### Tasks and exercises
1: Translate this sentence from the passage on chemical information extraction below into Spanish: "For these databases, it is still an ongoing work to extract chemical information from chemical papers to update the databases."
2: Resume the passage on chemical information extraction below, picking up right after its final sentence.

### Source passage
────

Chemical information extraction is a research that extracts useful chemical knowledge in text and converts it into a database, which strongly relies on the unique standard chemical names. Nowadays, there are many chemical databases such as PubChem and SciFinder, which are designed to store chemical information including chemical names, chemical structures, molecular formulas and other relevant information. For these databases, it is still an ongoing work to extract chemical information from chemical papers to update the databases. If all the chemical substances are expressed by the systematic names, it is easy to generate other information. For example, we can nearly perfectly convert the systematic name to other representations such as Simplified Molecular-Input Line-Entry System (SMILES) [2] and International Chemical Identifier (InCHI) [3] and then generate the structural formulas. Some online systems are already well developed for converting automatically systematic names to SMILES string with a very high precision such as Open Parser for Systematic IUPAC Nomenclature (OPSIN) [4] developed by University of Cambridge111Its precision reaches 99.8%.. Unfortunately, nowadays a great number of the chemical substances are expressed by their non-systematic names in chemical papers, which increases significantly the difficulties for this task, so our work focuses on the standardization of non-systematic names. Examples of chemical information extraction are shown in Figure 1.

────

### Data supplied
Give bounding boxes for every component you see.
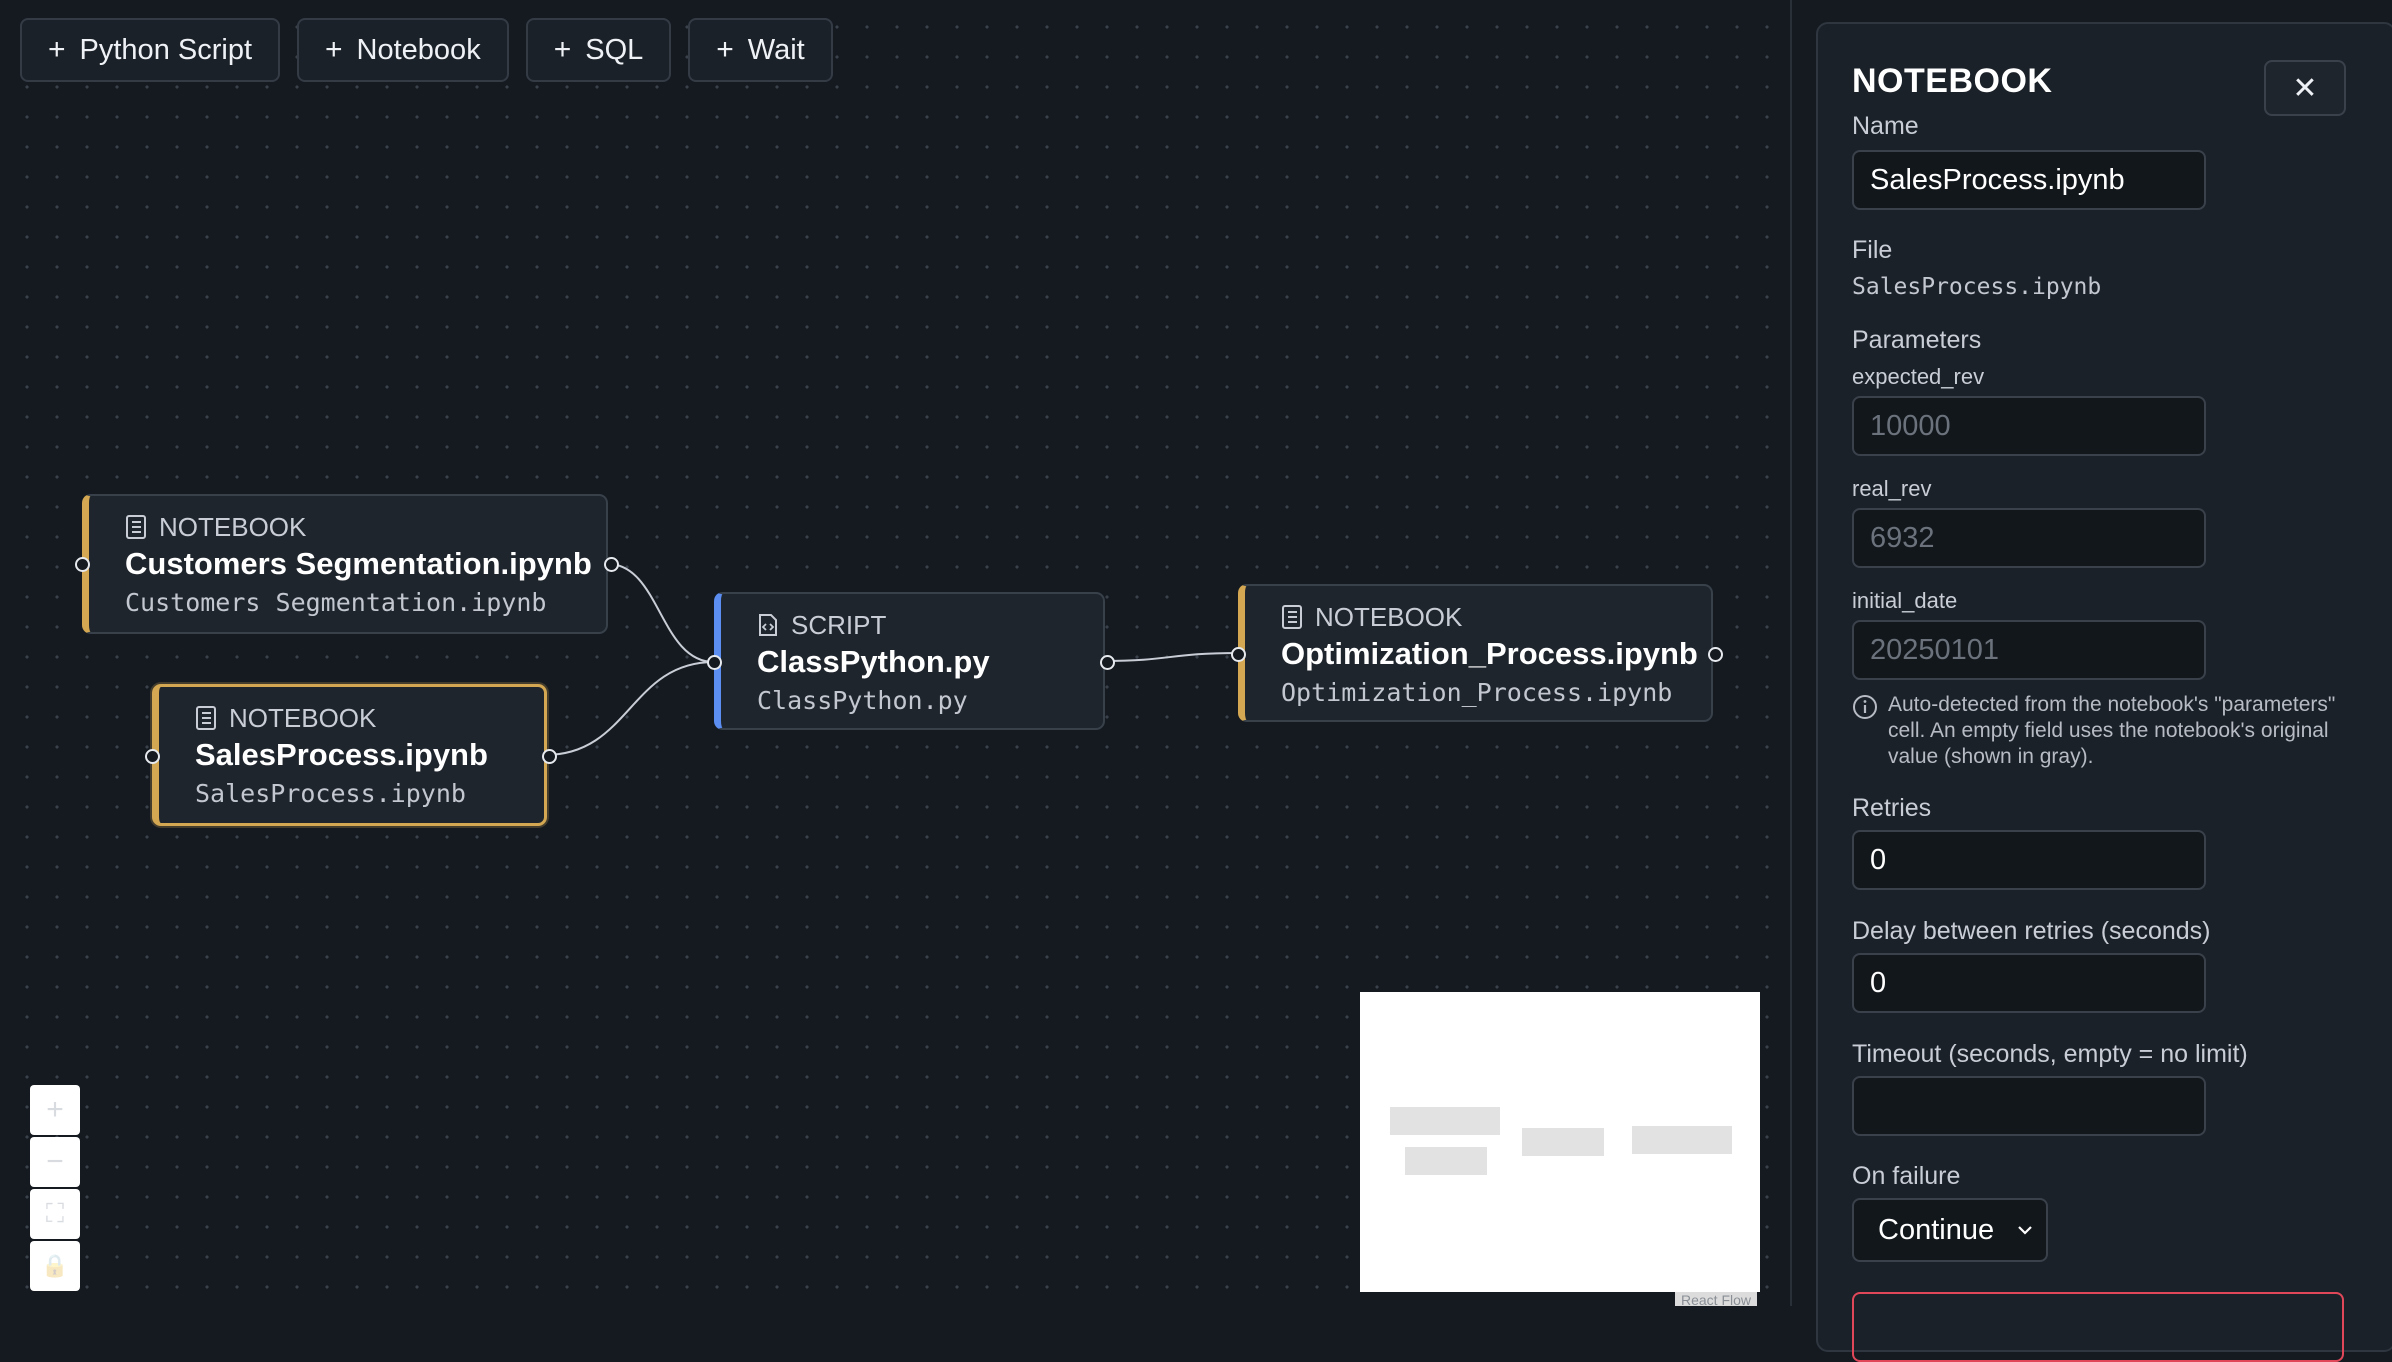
node-optimization-process[interactable]: NOTEBOOK Optimization_Process.ipynb Opti… (1231, 584, 1723, 722)
script-file-icon (759, 614, 777, 636)
plus-icon: + (325, 33, 343, 66)
flow-canvas[interactable]: + Python Script + Notebook + SQL + Wait … (0, 0, 1790, 1306)
input-handle[interactable] (75, 557, 90, 572)
add-wait-button[interactable]: + Wait (688, 18, 833, 82)
node-title: SalesProcess.ipynb (195, 737, 488, 772)
notebook-icon (196, 706, 216, 730)
add-sql-button[interactable]: + SQL (525, 18, 672, 82)
plus-icon: + (716, 33, 734, 66)
lock-button[interactable]: 🔒 (30, 1241, 80, 1291)
input-handle[interactable] (1231, 647, 1246, 662)
on-failure-value: Continue (1878, 1213, 1995, 1246)
retries-input[interactable]: 0 (1852, 830, 2206, 890)
fit-view-button[interactable]: ⛶ (30, 1189, 80, 1239)
node-title: ClassPython.py (757, 644, 990, 679)
plus-icon: + (48, 33, 66, 66)
panel-divider (1790, 0, 1792, 1306)
node-file: Customers Segmentation.ipynb (125, 588, 547, 617)
add-sql-label: SQL (585, 33, 644, 66)
param-initial-date-input[interactable]: 20250101 (1852, 620, 2206, 680)
notebook-icon (1282, 605, 1302, 629)
name-input[interactable]: SalesProcess.ipynb (1852, 150, 2206, 210)
timeout-input[interactable] (1852, 1076, 2206, 1136)
node-salesprocess[interactable]: NOTEBOOK SalesProcess.ipynb SalesProcess… (145, 684, 557, 826)
minimap-node (1390, 1107, 1500, 1135)
delay-label: Delay between retries (seconds) (1852, 917, 2211, 945)
notebook-icon (126, 515, 146, 539)
hint-text: Auto-detected from the notebook's "param… (1888, 693, 2336, 768)
canvas-controls: + − ⛶ 🔒 (30, 1085, 80, 1291)
node-classpython[interactable]: SCRIPT ClassPython.py ClassPython.py (707, 592, 1115, 730)
minimap[interactable] (1360, 992, 1760, 1292)
input-handle[interactable] (145, 749, 160, 764)
attribution-link[interactable]: React Flow (1675, 1292, 1758, 1306)
node-customers-segmentation[interactable]: NOTEBOOK Customers Segmentation.ipynb Cu… (75, 494, 619, 634)
edge-classpython-to-optimization[interactable] (1104, 652, 1239, 662)
close-icon: ✕ (2292, 71, 2318, 105)
name-label: Name (1852, 112, 1919, 140)
minimap-node (1405, 1147, 1487, 1175)
node-type-label: SCRIPT (791, 609, 887, 640)
node-file: ClassPython.py (757, 686, 968, 715)
node-properties-panel: NOTEBOOK ✕ Name SalesProcess.ipynb File … (1816, 22, 2392, 1362)
delete-node-button[interactable] (1852, 1292, 2344, 1362)
input-handle[interactable] (707, 655, 722, 670)
param-real-rev-input[interactable]: 6932 (1852, 508, 2206, 568)
add-python-script-button[interactable]: + Python Script (20, 18, 281, 82)
on-failure-label: On failure (1852, 1162, 1961, 1190)
param-name-label: initial_date (1852, 588, 1958, 613)
edge-sales-to-classpython[interactable] (544, 661, 715, 756)
node-type-label: NOTEBOOK (229, 702, 377, 733)
lock-icon: 🔒 (41, 1253, 69, 1278)
minimap-node (1522, 1128, 1604, 1156)
output-handle[interactable] (542, 749, 557, 764)
edge-customers-to-classpython[interactable] (607, 563, 715, 663)
add-node-toolbar: + Python Script + Notebook + SQL + Wait (20, 18, 833, 82)
output-handle[interactable] (1708, 647, 1723, 662)
add-notebook-button[interactable]: + Notebook (297, 18, 509, 82)
file-value: SalesProcess.ipynb (1852, 274, 2102, 300)
output-handle[interactable] (604, 557, 619, 572)
fit-view-icon: ⛶ (45, 1198, 65, 1228)
node-title: Optimization_Process.ipynb (1281, 636, 1698, 671)
file-label: File (1852, 236, 1893, 264)
node-type-label: NOTEBOOK (1315, 601, 1463, 632)
chevron-down-icon (2018, 1226, 2032, 1235)
node-title: Customers Segmentation.ipynb (125, 546, 592, 581)
param-name-label: expected_rev (1852, 364, 1985, 389)
output-handle[interactable] (1100, 655, 1115, 670)
delay-input[interactable]: 0 (1852, 953, 2206, 1013)
close-panel-button[interactable]: ✕ (2264, 60, 2346, 116)
node-file: Optimization_Process.ipynb (1281, 678, 1673, 707)
plus-icon: + (46, 1093, 64, 1126)
add-wait-label: Wait (747, 33, 805, 66)
node-type-label: NOTEBOOK (159, 511, 307, 542)
add-python-script-label: Python Script (79, 33, 253, 66)
zoom-out-button[interactable]: − (30, 1137, 80, 1187)
add-notebook-label: Notebook (356, 33, 481, 66)
parameters-hint: Auto-detected from the notebook's "param… (1852, 692, 2342, 770)
parameters-label: Parameters (1852, 326, 1982, 354)
plus-icon: + (553, 33, 572, 66)
minimap-node (1632, 1126, 1732, 1154)
on-failure-select[interactable]: Continue (1852, 1198, 2048, 1262)
retries-label: Retries (1852, 794, 1932, 822)
minus-icon: − (46, 1145, 64, 1178)
zoom-in-button[interactable]: + (30, 1085, 80, 1135)
param-name-label: real_rev (1852, 476, 1932, 501)
timeout-label: Timeout (seconds, empty = no limit) (1852, 1040, 2248, 1068)
node-file: SalesProcess.ipynb (195, 779, 466, 808)
param-expected-rev-input[interactable]: 10000 (1852, 396, 2206, 456)
info-icon (1853, 695, 1877, 719)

────

### Results by task
1: Para estas bases de datos, extraer información química de los artículos de química para actualizar las bases de datos sigue siendo un trabajo en curso.

2:
Figure 1: Examples of chemical information extraction (the parts in the same color means the same chemical constituent name)

In the following passage, we consider the differences between non-systematic names and systematic names as "error"222It does not mean that non-systematic names are wrong. It is just an expression for the differences.

. In view of natural language processing, the error types of non-systematic names can be summarized by four types: 1.

Spelling error. It means that non-systematic names just have slightly differences from systematic names in spelling; 2. Ordering error. It means that the groups in a non-systematic name are in wrong order; 3. Common name error. As mentioned above, many chemical substances have common names or proprietary names which look totally different from their systematic names; 4. Synonym error. It means that the words in the non-systematic names are different from those in the systematic names but they share the same root of word. In fact, it is the error type which happens most often. For example, 2-(Acetyloxy)benzoic Acid has synonyms Acetylsalicylic Acid and Acetysal and these three words share the same root of word "Acety". Some examples of different types of errors are shown in Table 1. What is worth mentioning is that several types of error can appear at the same time in a single non-systematic name, especially for the ordering error and synonym error. The mixed types of error make this task very challenging.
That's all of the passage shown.